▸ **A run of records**
========
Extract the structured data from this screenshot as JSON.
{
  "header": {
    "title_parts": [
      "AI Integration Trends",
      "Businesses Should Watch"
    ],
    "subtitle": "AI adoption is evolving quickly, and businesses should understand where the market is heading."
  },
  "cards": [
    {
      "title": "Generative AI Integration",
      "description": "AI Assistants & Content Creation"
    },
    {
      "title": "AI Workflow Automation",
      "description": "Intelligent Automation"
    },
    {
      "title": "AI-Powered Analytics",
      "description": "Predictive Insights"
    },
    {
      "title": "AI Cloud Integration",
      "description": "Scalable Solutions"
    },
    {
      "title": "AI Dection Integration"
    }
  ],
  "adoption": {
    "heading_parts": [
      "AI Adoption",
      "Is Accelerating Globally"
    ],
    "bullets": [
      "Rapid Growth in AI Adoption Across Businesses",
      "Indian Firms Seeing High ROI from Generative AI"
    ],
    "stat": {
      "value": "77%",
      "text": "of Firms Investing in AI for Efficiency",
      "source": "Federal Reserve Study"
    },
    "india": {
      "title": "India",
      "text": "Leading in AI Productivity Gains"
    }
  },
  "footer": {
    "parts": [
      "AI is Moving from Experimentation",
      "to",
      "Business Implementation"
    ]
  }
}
========
▸ **YOUR TASK**
Using the records above, gather all lines where the string "description" is present.

▸ **RESPONSE**
      "description": "AI Assistants & Content Creation"
      "description": "Intelligent Automation"
      "description": "Predictive Insights"
      "description": "Scalable Solutions"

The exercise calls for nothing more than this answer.